Texto del ejercicio:
──────────────────────────────
Sobre hombros de gigantes
Recordar para no olvidar y evitar repetir: los tribunales del imperio
Hoy escribo únicamente para ayudar un poco a recordar y fomentar la buena lectura que nos recomienda Susana Dávalos en su artículo publicado en el número 81 de la Revista Jurídica de la UNAM.
- W. Koch, historiador alemán, escribió el libro En el nombre del pueblo. Justicia política en la Alemania de Adolfo (realmente no es Adolfo, pero evito poner el otro nombre para no recibir la baneada).
Koch explica que era bien sabido que Adolfo detestaba el derecho y a los jueces. Desde 1930, antes de llegar al poder, cuando un tribunal resolvió en contra de algunos miembros del partido, declaró que si el partido llegaba al poder, los jueces serían despedidos sin pensión. Así, el 23 de marzo de 1933, se aprobó la Ley de Plenos Poderes, que facultaba a Adolfo para expedir decretos con fuerza de ley.
Koch detalla cómo, salvo contadas excepciones, los jueces se ajustaron a las nuevas normas impuestas durante este periodo. Esto fue, entre otras razones, por afinidad ideológica con el partido (jueces carnales), por su rechazo al comunismo (jueces ideológicos), o por las promesas de estabilidad laboral hechas por Adolfo (chambistas). Sin embargo, no existía ninguna garantía sobre la independencia judicial, ya que todas las decisiones debían subordinarse a la “conciencia del pueblo” (disciplina). La promesa de inamovilidad se cumplió, pero solo después de una “depuración” que excluyó a jueces y empleados judíos, extranjeros o simpatizantes del marxismo. Lo mismo ocurrió con abogados postulantes y profesores de derecho; por efecto dominó, el litigio murió, al igual que la libertad de cátedra.
──────────────────────────────
Registros tomados de un conjunto de datos:
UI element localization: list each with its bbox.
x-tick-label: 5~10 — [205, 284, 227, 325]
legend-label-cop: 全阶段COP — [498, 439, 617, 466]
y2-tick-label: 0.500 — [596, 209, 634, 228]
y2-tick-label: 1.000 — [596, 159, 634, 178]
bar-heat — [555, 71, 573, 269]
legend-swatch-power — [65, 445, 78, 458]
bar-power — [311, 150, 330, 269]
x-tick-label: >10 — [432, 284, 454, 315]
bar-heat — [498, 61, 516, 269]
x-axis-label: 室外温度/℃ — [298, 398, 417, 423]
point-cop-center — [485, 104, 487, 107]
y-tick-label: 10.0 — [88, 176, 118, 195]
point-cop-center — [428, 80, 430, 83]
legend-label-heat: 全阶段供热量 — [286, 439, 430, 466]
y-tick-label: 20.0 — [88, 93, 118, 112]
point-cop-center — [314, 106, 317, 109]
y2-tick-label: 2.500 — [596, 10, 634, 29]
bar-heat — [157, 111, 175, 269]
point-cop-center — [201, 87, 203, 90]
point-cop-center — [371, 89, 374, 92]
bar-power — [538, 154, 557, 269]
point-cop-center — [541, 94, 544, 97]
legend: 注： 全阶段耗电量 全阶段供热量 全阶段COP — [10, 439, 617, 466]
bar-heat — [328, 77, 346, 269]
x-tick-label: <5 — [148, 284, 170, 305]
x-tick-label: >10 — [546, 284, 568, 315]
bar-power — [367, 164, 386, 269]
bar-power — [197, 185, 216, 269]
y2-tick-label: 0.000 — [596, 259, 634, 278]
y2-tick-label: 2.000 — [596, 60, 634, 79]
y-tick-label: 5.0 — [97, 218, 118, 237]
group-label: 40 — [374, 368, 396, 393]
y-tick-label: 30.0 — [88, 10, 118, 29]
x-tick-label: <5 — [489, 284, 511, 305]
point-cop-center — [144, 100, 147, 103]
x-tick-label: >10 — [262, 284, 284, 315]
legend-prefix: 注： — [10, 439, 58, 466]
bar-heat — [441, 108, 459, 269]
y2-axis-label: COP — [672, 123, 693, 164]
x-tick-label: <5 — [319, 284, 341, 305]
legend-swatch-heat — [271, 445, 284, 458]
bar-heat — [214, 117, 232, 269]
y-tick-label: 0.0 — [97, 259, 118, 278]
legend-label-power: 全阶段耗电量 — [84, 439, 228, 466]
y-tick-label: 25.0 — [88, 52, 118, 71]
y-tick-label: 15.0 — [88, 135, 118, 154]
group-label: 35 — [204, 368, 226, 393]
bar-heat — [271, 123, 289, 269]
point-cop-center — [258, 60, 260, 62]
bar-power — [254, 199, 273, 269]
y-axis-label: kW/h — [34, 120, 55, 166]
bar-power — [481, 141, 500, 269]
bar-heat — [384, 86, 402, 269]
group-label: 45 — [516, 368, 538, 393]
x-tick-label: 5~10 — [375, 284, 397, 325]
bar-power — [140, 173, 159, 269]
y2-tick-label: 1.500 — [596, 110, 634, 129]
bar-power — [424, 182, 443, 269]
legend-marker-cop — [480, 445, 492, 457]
──────────────────────────────
Qué hacer: Prolonga el texto sobre los tribunales en la Alemania de Adolfo a partir de su última oración. Las filas provienen de una fuente distinta.

Resultado esperado:
A pesar de esta sumisión casi total, en 1942 Adolfo expresó nuevamente su desprecio por abogados y jueces. En un discurso afirmó: “Espero que la profesión jurídica alemana entienda que la nación no está aquí para ellos, sino que ellos están aquí para la nación; Alemania debe vivir independientemente de las contradicciones de la justicia formal… De ahora en adelante, intervendré en esos casos y removeré de su puesto a aquellos jueces que evidentemente no entiendan las exigencias del momento”.
Sin embargo, no fue necesario llegar a esas remociones, ya que la sumisión del poder judicial se consolidó por razones de afinidad partidista, conveniencia económica o miedo.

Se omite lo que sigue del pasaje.